_Supplied material_

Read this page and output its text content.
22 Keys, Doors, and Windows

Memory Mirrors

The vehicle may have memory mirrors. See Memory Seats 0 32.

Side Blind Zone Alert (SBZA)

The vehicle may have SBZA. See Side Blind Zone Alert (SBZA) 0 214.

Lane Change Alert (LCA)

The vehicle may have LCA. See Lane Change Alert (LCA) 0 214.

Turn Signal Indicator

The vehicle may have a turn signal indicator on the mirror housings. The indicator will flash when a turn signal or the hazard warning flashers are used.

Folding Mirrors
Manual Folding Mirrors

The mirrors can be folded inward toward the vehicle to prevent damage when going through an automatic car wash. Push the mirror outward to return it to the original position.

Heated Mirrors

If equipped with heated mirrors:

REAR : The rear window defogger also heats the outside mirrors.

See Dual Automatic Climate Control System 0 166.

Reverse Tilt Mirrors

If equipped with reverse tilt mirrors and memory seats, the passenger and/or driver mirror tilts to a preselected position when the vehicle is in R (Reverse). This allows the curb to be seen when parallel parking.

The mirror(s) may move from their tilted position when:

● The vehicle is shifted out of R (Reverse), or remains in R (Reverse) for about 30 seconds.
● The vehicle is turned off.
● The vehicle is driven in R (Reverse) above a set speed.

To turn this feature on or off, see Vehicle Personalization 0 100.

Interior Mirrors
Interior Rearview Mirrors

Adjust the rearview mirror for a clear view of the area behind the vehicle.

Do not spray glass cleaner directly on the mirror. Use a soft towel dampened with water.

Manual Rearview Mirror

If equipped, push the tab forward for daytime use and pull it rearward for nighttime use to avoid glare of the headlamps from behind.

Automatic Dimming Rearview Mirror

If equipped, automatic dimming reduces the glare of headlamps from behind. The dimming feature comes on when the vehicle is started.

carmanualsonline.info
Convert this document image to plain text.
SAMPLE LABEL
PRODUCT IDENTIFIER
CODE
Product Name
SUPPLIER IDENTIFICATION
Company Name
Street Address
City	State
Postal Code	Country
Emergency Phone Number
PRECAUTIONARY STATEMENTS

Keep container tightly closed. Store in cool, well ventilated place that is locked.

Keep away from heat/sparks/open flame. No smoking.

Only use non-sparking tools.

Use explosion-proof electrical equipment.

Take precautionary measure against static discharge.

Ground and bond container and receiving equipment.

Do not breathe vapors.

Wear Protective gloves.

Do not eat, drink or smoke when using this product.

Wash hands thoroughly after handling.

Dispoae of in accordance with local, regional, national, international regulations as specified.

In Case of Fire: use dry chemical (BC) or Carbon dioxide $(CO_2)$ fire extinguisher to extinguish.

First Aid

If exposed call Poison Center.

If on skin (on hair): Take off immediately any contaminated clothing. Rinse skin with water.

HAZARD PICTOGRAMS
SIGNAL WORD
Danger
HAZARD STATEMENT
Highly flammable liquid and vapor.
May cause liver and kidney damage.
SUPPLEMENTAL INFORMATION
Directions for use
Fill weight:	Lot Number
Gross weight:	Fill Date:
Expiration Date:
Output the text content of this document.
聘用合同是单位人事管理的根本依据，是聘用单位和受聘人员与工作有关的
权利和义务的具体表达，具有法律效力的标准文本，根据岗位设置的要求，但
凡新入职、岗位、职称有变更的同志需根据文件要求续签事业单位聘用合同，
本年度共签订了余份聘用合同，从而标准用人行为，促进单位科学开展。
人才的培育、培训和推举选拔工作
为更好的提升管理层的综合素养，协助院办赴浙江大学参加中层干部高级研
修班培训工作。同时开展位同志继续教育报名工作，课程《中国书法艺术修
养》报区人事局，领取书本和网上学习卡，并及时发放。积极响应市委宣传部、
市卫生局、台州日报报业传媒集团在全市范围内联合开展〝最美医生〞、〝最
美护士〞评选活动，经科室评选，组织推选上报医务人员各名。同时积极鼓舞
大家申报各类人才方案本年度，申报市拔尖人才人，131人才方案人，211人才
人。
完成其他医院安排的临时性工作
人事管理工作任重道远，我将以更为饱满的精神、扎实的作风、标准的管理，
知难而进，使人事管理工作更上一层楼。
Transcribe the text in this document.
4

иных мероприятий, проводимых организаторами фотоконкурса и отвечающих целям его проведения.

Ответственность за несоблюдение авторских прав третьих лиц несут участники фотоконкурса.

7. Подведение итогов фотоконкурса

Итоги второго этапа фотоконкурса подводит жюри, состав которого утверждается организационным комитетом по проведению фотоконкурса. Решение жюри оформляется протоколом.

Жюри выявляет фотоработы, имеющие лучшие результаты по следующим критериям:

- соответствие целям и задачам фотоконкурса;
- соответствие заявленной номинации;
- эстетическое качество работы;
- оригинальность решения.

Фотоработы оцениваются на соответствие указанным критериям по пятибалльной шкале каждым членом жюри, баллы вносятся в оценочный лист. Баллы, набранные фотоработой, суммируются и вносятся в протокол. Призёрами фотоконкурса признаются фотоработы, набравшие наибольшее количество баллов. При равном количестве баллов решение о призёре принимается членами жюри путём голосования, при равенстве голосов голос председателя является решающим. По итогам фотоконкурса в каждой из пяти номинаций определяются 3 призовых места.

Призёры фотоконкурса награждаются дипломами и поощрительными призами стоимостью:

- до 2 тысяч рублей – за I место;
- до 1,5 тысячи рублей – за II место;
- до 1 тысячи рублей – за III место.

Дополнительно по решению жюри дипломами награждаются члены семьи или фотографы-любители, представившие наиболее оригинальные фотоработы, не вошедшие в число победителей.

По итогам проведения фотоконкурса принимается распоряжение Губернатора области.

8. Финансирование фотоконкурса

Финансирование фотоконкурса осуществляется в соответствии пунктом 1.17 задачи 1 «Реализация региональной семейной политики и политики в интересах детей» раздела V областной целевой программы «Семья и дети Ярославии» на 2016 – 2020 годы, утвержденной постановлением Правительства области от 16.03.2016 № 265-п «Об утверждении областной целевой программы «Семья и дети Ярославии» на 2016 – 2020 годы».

_Set task_
Provide all the records again, word for word.

_Solution to this problem_
Read this page and output its text content.
22 Keys, Doors, and Windows

Memory Mirrors

The vehicle may have memory mirrors. See Memory Seats 0 32.

Side Blind Zone Alert (SBZA)

The vehicle may have SBZA. See Side Blind Zone Alert (SBZA) 0 214.

Lane Change Alert (LCA)

The vehicle may have LCA. See Lane Change Alert (LCA) 0 214.

Turn Signal Indicator

The vehicle may have a turn signal indicator on the mirror housings. The indicator will flash when a turn signal or the hazard warning flashers are used.

Folding Mirrors
Manual Folding Mirrors

The mirrors can be folded inward toward the vehicle to prevent damage when going through an automatic car wash. Push the mirror outward to return it to the original position.

Heated Mirrors

If equipped with heated mirrors:

REAR : The rear window defogger also heats the outside mirrors.

See Dual Automatic Climate Control System 0 166.

Reverse Tilt Mirrors

If equipped with reverse tilt mirrors and memory seats, the passenger and/or driver mirror tilts to a preselected position when the vehicle is in R (Reverse). This allows the curb to be seen when parallel parking.

The mirror(s) may move from their tilted position when:

● The vehicle is shifted out of R (Reverse), or remains in R (Reverse) for about 30 seconds.
● The vehicle is turned off.
● The vehicle is driven in R (Reverse) above a set speed.

To turn this feature on or off, see Vehicle Personalization 0 100.

Interior Mirrors
Interior Rearview Mirrors

Adjust the rearview mirror for a clear view of the area behind the vehicle.

Do not spray glass cleaner directly on the mirror. Use a soft towel dampened with water.

Manual Rearview Mirror

If equipped, push the tab forward for daytime use and pull it rearward for nighttime use to avoid glare of the headlamps from behind.

Automatic Dimming Rearview Mirror

If equipped, automatic dimming reduces the glare of headlamps from behind. The dimming feature comes on when the vehicle is started.

carmanualsonline.info
Convert this document image to plain text.
SAMPLE LABEL
PRODUCT IDENTIFIER
CODE
Product Name
SUPPLIER IDENTIFICATION
Company Name
Street Address
City	State
Postal Code	Country
Emergency Phone Number
PRECAUTIONARY STATEMENTS

Keep container tightly closed. Store in cool, well ventilated place that is locked.

Keep away from heat/sparks/open flame. No smoking.

Only use non-sparking tools.

Use explosion-proof electrical equipment.

Take precautionary measure against static discharge.

Ground and bond container and receiving equipment.

Do not breathe vapors.

Wear Protective gloves.

Do not eat, drink or smoke when using this product.

Wash hands thoroughly after handling.

Dispoae of in accordance with local, regional, national, international regulations as specified.

In Case of Fire: use dry chemical (BC) or Carbon dioxide $(CO_2)$ fire extinguisher to extinguish.

First Aid

If exposed call Poison Center.

If on skin (on hair): Take off immediately any contaminated clothing. Rinse skin with water.

HAZARD PICTOGRAMS
SIGNAL WORD
Danger
HAZARD STATEMENT
Highly flammable liquid and vapor.
May cause liver and kidney damage.
SUPPLEMENTAL INFORMATION
Directions for use
Fill weight:	Lot Number
Gross weight:	Fill Date:
Expiration Date:
Output the text content of this document.
聘用合同是单位人事管理的根本依据，是聘用单位和受聘人员与工作有关的
权利和义务的具体表达，具有法律效力的标准文本，根据岗位设置的要求，但
凡新入职、岗位、职称有变更的同志需根据文件要求续签事业单位聘用合同，
本年度共签订了余份聘用合同，从而标准用人行为，促进单位科学开展。
人才的培育、培训和推举选拔工作
为更好的提升管理层的综合素养，协助院办赴浙江大学参加中层干部高级研
修班培训工作。同时开展位同志继续教育报名工作，课程《中国书法艺术修
养》报区人事局，领取书本和网上学习卡，并及时发放。积极响应市委宣传部、
市卫生局、台州日报报业传媒集团在全市范围内联合开展〝最美医生〞、〝最
美护士〞评选活动，经科室评选，组织推选上报医务人员各名。同时积极鼓舞
大家申报各类人才方案本年度，申报市拔尖人才人，131人才方案人，211人才
人。
完成其他医院安排的临时性工作
人事管理工作任重道远，我将以更为饱满的精神、扎实的作风、标准的管理，
知难而进，使人事管理工作更上一层楼。
Transcribe the text in this document.
4

иных мероприятий, проводимых организаторами фотоконкурса и отвечающих целям его проведения.

Ответственность за несоблюдение авторских прав третьих лиц несут участники фотоконкурса.

7. Подведение итогов фотоконкурса

Итоги второго этапа фотоконкурса подводит жюри, состав которого утверждается организационным комитетом по проведению фотоконкурса. Решение жюри оформляется протоколом.

Жюри выявляет фотоработы, имеющие лучшие результаты по следующим критериям:

- соответствие целям и задачам фотоконкурса;
- соответствие заявленной номинации;
- эстетическое качество работы;
- оригинальность решения.

Фотоработы оцениваются на соответствие указанным критериям по пятибалльной шкале каждым членом жюри, баллы вносятся в оценочный лист. Баллы, набранные фотоработой, суммируются и вносятся в протокол. Призёрами фотоконкурса признаются фотоработы, набравшие наибольшее количество баллов. При равном количестве баллов решение о призёре принимается членами жюри путём голосования, при равенстве голосов голос председателя является решающим. По итогам фотоконкурса в каждой из пяти номинаций определяются 3 призовых места.

Призёры фотоконкурса награждаются дипломами и поощрительными призами стоимостью:

- до 2 тысяч рублей – за I место;
- до 1,5 тысячи рублей – за II место;
- до 1 тысячи рублей – за III место.

Дополнительно по решению жюри дипломами награждаются члены семьи или фотографы-любители, представившие наиболее оригинальные фотоработы, не вошедшие в число победителей.

По итогам проведения фотоконкурса принимается распоряжение Губернатора области.

8. Финансирование фотоконкурса

Финансирование фотоконкурса осуществляется в соответствии пунктом 1.17 задачи 1 «Реализация региональной семейной политики и политики в интересах детей» раздела V областной целевой программы «Семья и дети Ярославии» на 2016 – 2020 годы, утвержденной постановлением Правительства области от 16.03.2016 № 265-п «Об утверждении областной целевой программы «Семья и дети Ярославии» на 2016 – 2020 годы».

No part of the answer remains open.